_WHAT YOU NEED TO DO_:
Give the data back exactly as it stands.

(Data entries for graphics)
● ● ● ● ●
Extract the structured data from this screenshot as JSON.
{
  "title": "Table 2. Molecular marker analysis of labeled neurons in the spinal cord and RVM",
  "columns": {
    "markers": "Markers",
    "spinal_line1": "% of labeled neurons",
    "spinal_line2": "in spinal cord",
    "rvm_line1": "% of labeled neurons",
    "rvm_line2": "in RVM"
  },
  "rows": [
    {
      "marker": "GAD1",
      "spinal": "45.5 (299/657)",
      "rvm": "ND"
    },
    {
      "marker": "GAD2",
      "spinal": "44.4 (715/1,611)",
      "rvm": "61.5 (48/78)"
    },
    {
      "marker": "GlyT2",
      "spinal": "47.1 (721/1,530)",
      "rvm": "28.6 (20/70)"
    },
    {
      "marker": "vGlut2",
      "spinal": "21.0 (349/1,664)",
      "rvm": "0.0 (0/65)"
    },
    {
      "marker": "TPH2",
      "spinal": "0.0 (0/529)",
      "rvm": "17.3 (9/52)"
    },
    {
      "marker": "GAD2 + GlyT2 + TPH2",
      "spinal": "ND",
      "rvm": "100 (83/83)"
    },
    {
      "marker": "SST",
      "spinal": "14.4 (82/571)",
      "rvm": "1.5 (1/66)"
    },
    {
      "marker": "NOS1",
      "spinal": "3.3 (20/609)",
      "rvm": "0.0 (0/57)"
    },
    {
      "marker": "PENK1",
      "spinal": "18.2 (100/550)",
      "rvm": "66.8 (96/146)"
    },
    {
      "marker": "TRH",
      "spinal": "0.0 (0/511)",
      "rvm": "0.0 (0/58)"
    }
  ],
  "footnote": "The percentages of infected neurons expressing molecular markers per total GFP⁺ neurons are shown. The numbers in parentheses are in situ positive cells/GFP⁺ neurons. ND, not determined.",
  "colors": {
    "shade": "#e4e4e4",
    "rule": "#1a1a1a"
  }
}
● ● ● ● ●
_EXERCISE SOLUTION_:
Extract the structured data from this screenshot as JSON.
{
  "title": "Table 2. Molecular marker analysis of labeled neurons in the spinal cord and RVM",
  "columns": {
    "markers": "Markers",
    "spinal_line1": "% of labeled neurons",
    "spinal_line2": "in spinal cord",
    "rvm_line1": "% of labeled neurons",
    "rvm_line2": "in RVM"
  },
  "rows": [
    {
      "marker": "GAD1",
      "spinal": "45.5 (299/657)",
      "rvm": "ND"
    },
    {
      "marker": "GAD2",
      "spinal": "44.4 (715/1,611)",
      "rvm": "61.5 (48/78)"
    },
    {
      "marker": "GlyT2",
      "spinal": "47.1 (721/1,530)",
      "rvm": "28.6 (20/70)"
    },
    {
      "marker": "vGlut2",
      "spinal": "21.0 (349/1,664)",
      "rvm": "0.0 (0/65)"
    },
    {
      "marker": "TPH2",
      "spinal": "0.0 (0/529)",
      "rvm": "17.3 (9/52)"
    },
    {
      "marker": "GAD2 + GlyT2 + TPH2",
      "spinal": "ND",
      "rvm": "100 (83/83)"
    },
    {
      "marker": "SST",
      "spinal": "14.4 (82/571)",
      "rvm": "1.5 (1/66)"
    },
    {
      "marker": "NOS1",
      "spinal": "3.3 (20/609)",
      "rvm": "0.0 (0/57)"
    },
    {
      "marker": "PENK1",
      "spinal": "18.2 (100/550)",
      "rvm": "66.8 (96/146)"
    },
    {
      "marker": "TRH",
      "spinal": "0.0 (0/511)",
      "rvm": "0.0 (0/58)"
    }
  ],
  "footnote": "The percentages of infected neurons expressing molecular markers per total GFP⁺ neurons are shown. The numbers in parentheses are in situ positive cells/GFP⁺ neurons. ND, not determined.",
  "colors": {
    "shade": "#e4e4e4",
    "rule": "#1a1a1a"
  }
}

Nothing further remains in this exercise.